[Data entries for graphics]
>> START

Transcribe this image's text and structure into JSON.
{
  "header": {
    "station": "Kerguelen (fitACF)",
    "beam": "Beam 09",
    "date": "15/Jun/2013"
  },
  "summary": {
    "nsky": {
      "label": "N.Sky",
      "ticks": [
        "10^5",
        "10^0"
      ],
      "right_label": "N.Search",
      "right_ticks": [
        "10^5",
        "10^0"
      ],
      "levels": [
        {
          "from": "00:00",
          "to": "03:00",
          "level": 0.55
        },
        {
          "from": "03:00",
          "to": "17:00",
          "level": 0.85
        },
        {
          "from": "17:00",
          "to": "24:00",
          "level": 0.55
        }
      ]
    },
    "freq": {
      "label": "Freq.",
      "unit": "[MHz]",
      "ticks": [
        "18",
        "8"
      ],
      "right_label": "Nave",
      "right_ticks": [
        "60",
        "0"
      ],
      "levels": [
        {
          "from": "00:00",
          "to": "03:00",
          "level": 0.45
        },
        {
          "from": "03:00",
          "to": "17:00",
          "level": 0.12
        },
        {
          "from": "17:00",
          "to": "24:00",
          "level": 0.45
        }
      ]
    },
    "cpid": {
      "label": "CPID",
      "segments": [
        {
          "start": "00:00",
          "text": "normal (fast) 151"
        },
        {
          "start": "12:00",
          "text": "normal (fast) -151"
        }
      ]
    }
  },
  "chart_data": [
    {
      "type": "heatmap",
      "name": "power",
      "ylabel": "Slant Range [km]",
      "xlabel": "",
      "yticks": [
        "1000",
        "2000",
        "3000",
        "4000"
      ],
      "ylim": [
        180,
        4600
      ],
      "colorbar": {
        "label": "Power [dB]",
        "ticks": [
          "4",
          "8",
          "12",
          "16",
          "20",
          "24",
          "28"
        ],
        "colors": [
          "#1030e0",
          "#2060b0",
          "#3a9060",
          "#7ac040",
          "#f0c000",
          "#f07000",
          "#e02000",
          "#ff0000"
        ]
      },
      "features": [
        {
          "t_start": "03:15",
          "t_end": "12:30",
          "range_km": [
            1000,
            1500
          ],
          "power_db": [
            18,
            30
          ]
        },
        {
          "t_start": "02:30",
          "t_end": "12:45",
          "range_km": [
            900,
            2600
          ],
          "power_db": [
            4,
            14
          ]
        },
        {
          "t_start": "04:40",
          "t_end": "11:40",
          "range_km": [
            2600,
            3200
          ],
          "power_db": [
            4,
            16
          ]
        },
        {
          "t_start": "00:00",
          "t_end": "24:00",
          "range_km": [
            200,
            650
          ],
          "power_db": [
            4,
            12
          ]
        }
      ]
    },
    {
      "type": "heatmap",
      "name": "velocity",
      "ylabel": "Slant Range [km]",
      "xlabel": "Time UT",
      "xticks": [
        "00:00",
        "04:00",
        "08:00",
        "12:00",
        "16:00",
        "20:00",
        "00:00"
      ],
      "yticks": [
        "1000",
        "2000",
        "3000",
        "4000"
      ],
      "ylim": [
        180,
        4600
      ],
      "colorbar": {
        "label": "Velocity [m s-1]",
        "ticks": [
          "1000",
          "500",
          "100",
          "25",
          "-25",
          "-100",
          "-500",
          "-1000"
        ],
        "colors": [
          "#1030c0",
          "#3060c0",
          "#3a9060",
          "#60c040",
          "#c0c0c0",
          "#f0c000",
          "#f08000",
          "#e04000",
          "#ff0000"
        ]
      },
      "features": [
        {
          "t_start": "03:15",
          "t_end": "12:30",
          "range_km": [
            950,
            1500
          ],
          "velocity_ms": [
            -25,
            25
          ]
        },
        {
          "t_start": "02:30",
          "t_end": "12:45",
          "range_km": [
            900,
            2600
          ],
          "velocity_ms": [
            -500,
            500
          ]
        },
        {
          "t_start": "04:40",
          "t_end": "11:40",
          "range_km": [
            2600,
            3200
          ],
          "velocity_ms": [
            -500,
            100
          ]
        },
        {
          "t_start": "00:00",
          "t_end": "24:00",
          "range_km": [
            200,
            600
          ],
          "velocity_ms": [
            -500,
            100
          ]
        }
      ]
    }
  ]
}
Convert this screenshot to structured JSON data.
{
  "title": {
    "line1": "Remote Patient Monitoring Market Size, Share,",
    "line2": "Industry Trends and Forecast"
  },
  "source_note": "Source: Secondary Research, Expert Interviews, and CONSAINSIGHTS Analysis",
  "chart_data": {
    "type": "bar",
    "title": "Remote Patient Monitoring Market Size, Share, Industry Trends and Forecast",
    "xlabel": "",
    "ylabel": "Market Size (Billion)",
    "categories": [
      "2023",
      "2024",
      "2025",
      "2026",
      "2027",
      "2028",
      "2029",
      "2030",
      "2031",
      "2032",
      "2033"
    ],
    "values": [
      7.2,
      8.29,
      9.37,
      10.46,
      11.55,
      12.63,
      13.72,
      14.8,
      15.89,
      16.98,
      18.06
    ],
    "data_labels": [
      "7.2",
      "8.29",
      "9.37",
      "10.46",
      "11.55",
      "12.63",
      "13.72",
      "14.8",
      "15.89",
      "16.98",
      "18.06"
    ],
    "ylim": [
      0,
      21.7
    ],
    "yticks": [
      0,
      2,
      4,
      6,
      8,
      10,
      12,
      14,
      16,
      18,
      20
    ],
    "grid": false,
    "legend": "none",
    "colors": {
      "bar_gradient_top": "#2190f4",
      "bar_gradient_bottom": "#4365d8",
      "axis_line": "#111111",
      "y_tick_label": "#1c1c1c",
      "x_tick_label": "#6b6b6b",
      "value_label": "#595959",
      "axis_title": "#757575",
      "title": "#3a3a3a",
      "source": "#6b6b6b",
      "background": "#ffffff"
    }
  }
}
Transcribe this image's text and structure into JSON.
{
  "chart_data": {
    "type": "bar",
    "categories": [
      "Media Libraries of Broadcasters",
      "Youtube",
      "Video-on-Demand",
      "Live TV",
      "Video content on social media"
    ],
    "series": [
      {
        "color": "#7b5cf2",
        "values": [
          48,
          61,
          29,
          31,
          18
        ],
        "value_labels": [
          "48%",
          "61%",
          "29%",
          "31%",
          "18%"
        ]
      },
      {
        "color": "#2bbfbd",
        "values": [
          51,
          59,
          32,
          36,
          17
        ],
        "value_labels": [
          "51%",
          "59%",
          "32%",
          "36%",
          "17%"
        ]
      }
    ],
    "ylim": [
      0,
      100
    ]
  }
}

>> END

- Written task -
Output each entry precisely as given.

- Correct output -
Transcribe this image's text and structure into JSON.
{
  "header": {
    "station": "Kerguelen (fitACF)",
    "beam": "Beam 09",
    "date": "15/Jun/2013"
  },
  "summary": {
    "nsky": {
      "label": "N.Sky",
      "ticks": [
        "10^5",
        "10^0"
      ],
      "right_label": "N.Search",
      "right_ticks": [
        "10^5",
        "10^0"
      ],
      "levels": [
        {
          "from": "00:00",
          "to": "03:00",
          "level": 0.55
        },
        {
          "from": "03:00",
          "to": "17:00",
          "level": 0.85
        },
        {
          "from": "17:00",
          "to": "24:00",
          "level": 0.55
        }
      ]
    },
    "freq": {
      "label": "Freq.",
      "unit": "[MHz]",
      "ticks": [
        "18",
        "8"
      ],
      "right_label": "Nave",
      "right_ticks": [
        "60",
        "0"
      ],
      "levels": [
        {
          "from": "00:00",
          "to": "03:00",
          "level": 0.45
        },
        {
          "from": "03:00",
          "to": "17:00",
          "level": 0.12
        },
        {
          "from": "17:00",
          "to": "24:00",
          "level": 0.45
        }
      ]
    },
    "cpid": {
      "label": "CPID",
      "segments": [
        {
          "start": "00:00",
          "text": "normal (fast) 151"
        },
        {
          "start": "12:00",
          "text": "normal (fast) -151"
        }
      ]
    }
  },
  "chart_data": [
    {
      "type": "heatmap",
      "name": "power",
      "ylabel": "Slant Range [km]",
      "xlabel": "",
      "yticks": [
        "1000",
        "2000",
        "3000",
        "4000"
      ],
      "ylim": [
        180,
        4600
      ],
      "colorbar": {
        "label": "Power [dB]",
        "ticks": [
          "4",
          "8",
          "12",
          "16",
          "20",
          "24",
          "28"
        ],
        "colors": [
          "#1030e0",
          "#2060b0",
          "#3a9060",
          "#7ac040",
          "#f0c000",
          "#f07000",
          "#e02000",
          "#ff0000"
        ]
      },
      "features": [
        {
          "t_start": "03:15",
          "t_end": "12:30",
          "range_km": [
            1000,
            1500
          ],
          "power_db": [
            18,
            30
          ]
        },
        {
          "t_start": "02:30",
          "t_end": "12:45",
          "range_km": [
            900,
            2600
          ],
          "power_db": [
            4,
            14
          ]
        },
        {
          "t_start": "04:40",
          "t_end": "11:40",
          "range_km": [
            2600,
            3200
          ],
          "power_db": [
            4,
            16
          ]
        },
        {
          "t_start": "00:00",
          "t_end": "24:00",
          "range_km": [
            200,
            650
          ],
          "power_db": [
            4,
            12
          ]
        }
      ]
    },
    {
      "type": "heatmap",
      "name": "velocity",
      "ylabel": "Slant Range [km]",
      "xlabel": "Time UT",
      "xticks": [
        "00:00",
        "04:00",
        "08:00",
        "12:00",
        "16:00",
        "20:00",
        "00:00"
      ],
      "yticks": [
        "1000",
        "2000",
        "3000",
        "4000"
      ],
      "ylim": [
        180,
        4600
      ],
      "colorbar": {
        "label": "Velocity [m s-1]",
        "ticks": [
          "1000",
          "500",
          "100",
          "25",
          "-25",
          "-100",
          "-500",
          "-1000"
        ],
        "colors": [
          "#1030c0",
          "#3060c0",
          "#3a9060",
          "#60c040",
          "#c0c0c0",
          "#f0c000",
          "#f08000",
          "#e04000",
          "#ff0000"
        ]
      },
      "features": [
        {
          "t_start": "03:15",
          "t_end": "12:30",
          "range_km": [
            950,
            1500
          ],
          "velocity_ms": [
            -25,
            25
          ]
        },
        {
          "t_start": "02:30",
          "t_end": "12:45",
          "range_km": [
            900,
            2600
          ],
          "velocity_ms": [
            -500,
            500
          ]
        },
        {
          "t_start": "04:40",
          "t_end": "11:40",
          "range_km": [
            2600,
            3200
          ],
          "velocity_ms": [
            -500,
            100
          ]
        },
        {
          "t_start": "00:00",
          "t_end": "24:00",
          "range_km": [
            200,
            600
          ],
          "velocity_ms": [
            -500,
            100
          ]
        }
      ]
    }
  ]
}
Convert this screenshot to structured JSON data.
{
  "title": {
    "line1": "Remote Patient Monitoring Market Size, Share,",
    "line2": "Industry Trends and Forecast"
  },
  "source_note": "Source: Secondary Research, Expert Interviews, and CONSAINSIGHTS Analysis",
  "chart_data": {
    "type": "bar",
    "title": "Remote Patient Monitoring Market Size, Share, Industry Trends and Forecast",
    "xlabel": "",
    "ylabel": "Market Size (Billion)",
    "categories": [
      "2023",
      "2024",
      "2025",
      "2026",
      "2027",
      "2028",
      "2029",
      "2030",
      "2031",
      "2032",
      "2033"
    ],
    "values": [
      7.2,
      8.29,
      9.37,
      10.46,
      11.55,
      12.63,
      13.72,
      14.8,
      15.89,
      16.98,
      18.06
    ],
    "data_labels": [
      "7.2",
      "8.29",
      "9.37",
      "10.46",
      "11.55",
      "12.63",
      "13.72",
      "14.8",
      "15.89",
      "16.98",
      "18.06"
    ],
    "ylim": [
      0,
      21.7
    ],
    "yticks": [
      0,
      2,
      4,
      6,
      8,
      10,
      12,
      14,
      16,
      18,
      20
    ],
    "grid": false,
    "legend": "none",
    "colors": {
      "bar_gradient_top": "#2190f4",
      "bar_gradient_bottom": "#4365d8",
      "axis_line": "#111111",
      "y_tick_label": "#1c1c1c",
      "x_tick_label": "#6b6b6b",
      "value_label": "#595959",
      "axis_title": "#757575",
      "title": "#3a3a3a",
      "source": "#6b6b6b",
      "background": "#ffffff"
    }
  }
}
Transcribe this image's text and structure into JSON.
{
  "chart_data": {
    "type": "bar",
    "categories": [
      "Media Libraries of Broadcasters",
      "Youtube",
      "Video-on-Demand",
      "Live TV",
      "Video content on social media"
    ],
    "series": [
      {
        "color": "#7b5cf2",
        "values": [
          48,
          61,
          29,
          31,
          18
        ],
        "value_labels": [
          "48%",
          "61%",
          "29%",
          "31%",
          "18%"
        ]
      },
      {
        "color": "#2bbfbd",
        "values": [
          51,
          59,
          32,
          36,
          17
        ],
        "value_labels": [
          "51%",
          "59%",
          "32%",
          "36%",
          "17%"
        ]
      }
    ],
    "ylim": [
      0,
      100
    ]
  }
}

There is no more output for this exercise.